--- start DATA ROWS ---
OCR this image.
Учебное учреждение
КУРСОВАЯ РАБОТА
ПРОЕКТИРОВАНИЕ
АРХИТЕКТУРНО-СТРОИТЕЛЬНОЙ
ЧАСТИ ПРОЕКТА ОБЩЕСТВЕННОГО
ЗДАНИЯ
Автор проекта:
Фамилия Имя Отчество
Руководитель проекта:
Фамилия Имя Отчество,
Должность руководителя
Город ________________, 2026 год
--- end DATA ROWS ---
TASK OBJECTIVE
What is the number of lines that contain "Отчество"? Reply with that number alone.

THE ANSWER
2